*WORK INSTRUCTIONS*: Copy out the listing that follows, exact in every word, and skip the images.

++++ DATA PROVIDED ++++

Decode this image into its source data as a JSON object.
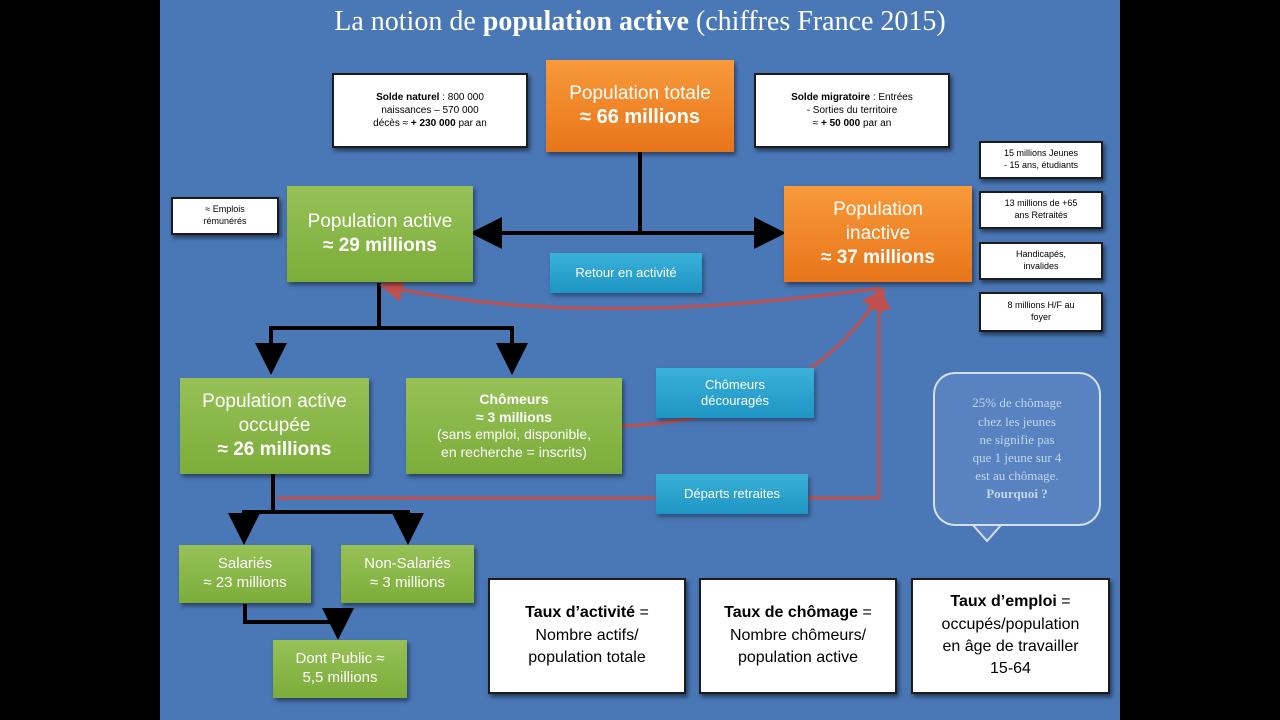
{
  "title": {
    "normal": "La notion de ",
    "bold": "population active",
    "suffix": " (chiffres France 2015)"
  },
  "population_totale": {
    "line1": "Population totale",
    "line2": "≈ 66 millions"
  },
  "solde_naturel": {
    "label_bold": "Solde naturel",
    "label_rest": " : 800 000",
    "line2": "naissances – 570 000",
    "line3_pre": "décès ≈ ",
    "line3_bold": "+ 230 000",
    "line3_post": " par an"
  },
  "solde_migratoire": {
    "label_bold": "Solde migratoire",
    "label_rest": " : Entrées",
    "line2": "- Sorties du territoire",
    "line3_pre": "≈ ",
    "line3_bold": "+ 50 000",
    "line3_post": " par an"
  },
  "emplois": {
    "line1": "≈ Emplois",
    "line2": "rémunérés"
  },
  "population_active": {
    "line1": "Population active",
    "line2": "≈ 29 millions"
  },
  "population_inactive": {
    "line1": "Population",
    "line2": "inactive",
    "line3": "≈ 37 millions"
  },
  "retour_activite": "Retour en activité",
  "inactifs": [
    {
      "line1": "15 millions Jeunes",
      "line2": "- 15 ans, étudiants"
    },
    {
      "line1": "13 millions de +65",
      "line2": "ans Retraités"
    },
    {
      "line1": "Handicapés,",
      "line2": "invalides"
    },
    {
      "line1": "8 millions H/F au",
      "line2": "foyer"
    }
  ],
  "occupee": {
    "line1": "Population active",
    "line2": "occupée",
    "line3": "≈ 26 millions"
  },
  "chomeurs": {
    "line1": "Chômeurs",
    "line2": "≈ 3 millions",
    "line3": "(sans emploi, disponible,",
    "line4": "en recherche = inscrits)"
  },
  "chomeurs_decourages": {
    "line1": "Chômeurs",
    "line2": "découragés"
  },
  "departs_retraites": "Départs retraites",
  "bubble": {
    "line1": "25% de chômage",
    "line2": "chez les jeunes",
    "line3": "ne signifie  pas",
    "line4": "que 1 jeune sur 4",
    "line5": "est au chômage.",
    "line6": "Pourquoi ?"
  },
  "salaries": {
    "line1": "Salariés",
    "line2": "≈ 23 millions"
  },
  "non_salaries": {
    "line1": "Non-Salariés",
    "line2": "≈ 3 millions"
  },
  "public": {
    "line1": "Dont Public ≈",
    "line2": "5,5 millions"
  },
  "taux_activite": {
    "bold": "Taux d’activité",
    "eq": " =",
    "line2": "Nombre actifs/",
    "line3": "population totale"
  },
  "taux_chomage": {
    "bold": "Taux de chômage",
    "eq": " =",
    "line2": "Nombre chômeurs/",
    "line3": "population active"
  },
  "taux_emploi": {
    "bold": "Taux d’emploi",
    "eq": " =",
    "line2": "occupés/population",
    "line3": "en âge de travailler",
    "line4": "15-64"
  },
  "colors": {
    "background": "#4a77b6",
    "orange": "#f08a2a",
    "green": "#8ab84a",
    "teal": "#2aa3d0",
    "red_arrow": "#c0504d"
  }
}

++++

*ANSWER*:
Decode this image into its source data as a JSON object.
{
  "title": {
    "normal": "La notion de ",
    "bold": "population active",
    "suffix": " (chiffres France 2015)"
  },
  "population_totale": {
    "line1": "Population totale",
    "line2": "≈ 66 millions"
  },
  "solde_naturel": {
    "label_bold": "Solde naturel",
    "label_rest": " : 800 000",
    "line2": "naissances – 570 000",
    "line3_pre": "décès ≈ ",
    "line3_bold": "+ 230 000",
    "line3_post": " par an"
  },
  "solde_migratoire": {
    "label_bold": "Solde migratoire",
    "label_rest": " : Entrées",
    "line2": "- Sorties du territoire",
    "line3_pre": "≈ ",
    "line3_bold": "+ 50 000",
    "line3_post": " par an"
  },
  "emplois": {
    "line1": "≈ Emplois",
    "line2": "rémunérés"
  },
  "population_active": {
    "line1": "Population active",
    "line2": "≈ 29 millions"
  },
  "population_inactive": {
    "line1": "Population",
    "line2": "inactive",
    "line3": "≈ 37 millions"
  },
  "retour_activite": "Retour en activité",
  "inactifs": [
    {
      "line1": "15 millions Jeunes",
      "line2": "- 15 ans, étudiants"
    },
    {
      "line1": "13 millions de +65",
      "line2": "ans Retraités"
    },
    {
      "line1": "Handicapés,",
      "line2": "invalides"
    },
    {
      "line1": "8 millions H/F au",
      "line2": "foyer"
    }
  ],
  "occupee": {
    "line1": "Population active",
    "line2": "occupée",
    "line3": "≈ 26 millions"
  },
  "chomeurs": {
    "line1": "Chômeurs",
    "line2": "≈ 3 millions",
    "line3": "(sans emploi, disponible,",
    "line4": "en recherche = inscrits)"
  },
  "chomeurs_decourages": {
    "line1": "Chômeurs",
    "line2": "découragés"
  },
  "departs_retraites": "Départs retraites",
  "bubble": {
    "line1": "25% de chômage",
    "line2": "chez les jeunes",
    "line3": "ne signifie  pas",
    "line4": "que 1 jeune sur 4",
    "line5": "est au chômage.",
    "line6": "Pourquoi ?"
  },
  "salaries": {
    "line1": "Salariés",
    "line2": "≈ 23 millions"
  },
  "non_salaries": {
    "line1": "Non-Salariés",
    "line2": "≈ 3 millions"
  },
  "public": {
    "line1": "Dont Public ≈",
    "line2": "5,5 millions"
  },
  "taux_activite": {
    "bold": "Taux d’activité",
    "eq": " =",
    "line2": "Nombre actifs/",
    "line3": "population totale"
  },
  "taux_chomage": {
    "bold": "Taux de chômage",
    "eq": " =",
    "line2": "Nombre chômeurs/",
    "line3": "population active"
  },
  "taux_emploi": {
    "bold": "Taux d’emploi",
    "eq": " =",
    "line2": "occupés/population",
    "line3": "en âge de travailler",
    "line4": "15-64"
  },
  "colors": {
    "background": "#4a77b6",
    "orange": "#f08a2a",
    "green": "#8ab84a",
    "teal": "#2aa3d0",
    "red_arrow": "#c0504d"
  }
}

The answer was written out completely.